## WHAT YOU SHOULD DO:
Using the entries that follow, state how many lines contain the word "data". The response is that number and nothing more.

## MATERIAL FOR THE TASK:
----
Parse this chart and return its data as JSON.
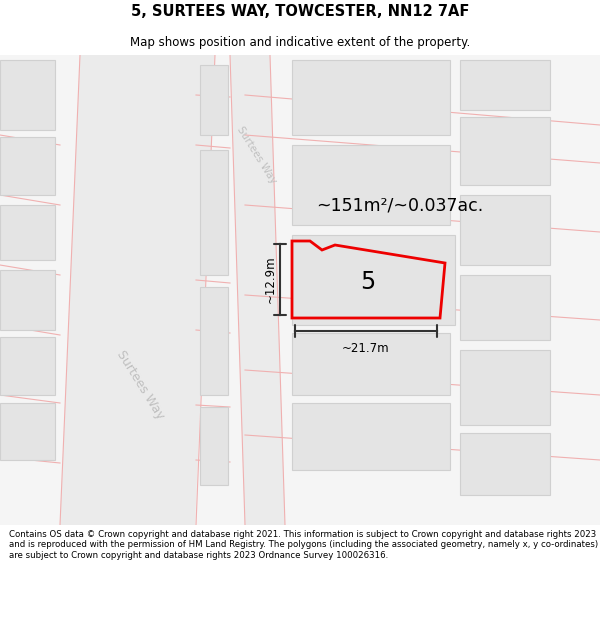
{
  "title": "5, SURTEES WAY, TOWCESTER, NN12 7AF",
  "subtitle": "Map shows position and indicative extent of the property.",
  "footer": "Contains OS data © Crown copyright and database right 2021. This information is subject to Crown copyright and database rights 2023 and is reproduced with the permission of HM Land Registry. The polygons (including the associated geometry, namely x, y co-ordinates) are subject to Crown copyright and database rights 2023 Ordnance Survey 100026316.",
  "bg_color": "#f2f2f2",
  "building_color": "#e4e4e4",
  "building_edge": "#d0d0d0",
  "road_strip_color": "#ebebeb",
  "road_line_color": "#f0b0b0",
  "plot_edge_color": "#ee0000",
  "dim_color": "#333333",
  "road_text_color": "#b8b8b8",
  "plot_label": "5",
  "area_label": "~151m²/~0.037ac.",
  "width_label": "~21.7m",
  "height_label": "~12.9m",
  "road_label": "Surtees Way",
  "title_fontsize": 10.5,
  "subtitle_fontsize": 8.5,
  "footer_fontsize": 6.2
}
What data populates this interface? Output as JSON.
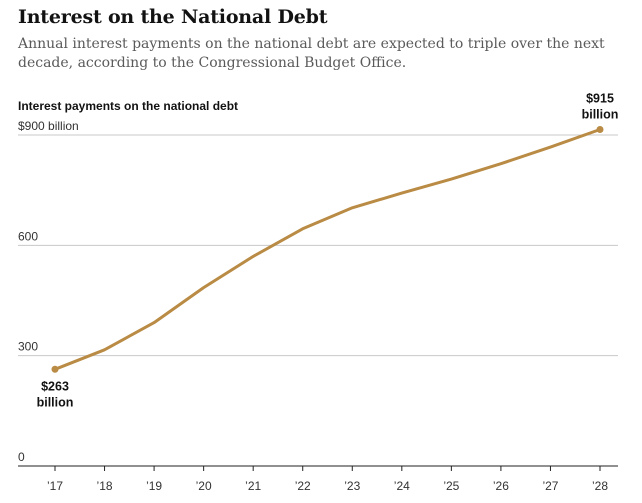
----
## EXERCISE ANSWER:
3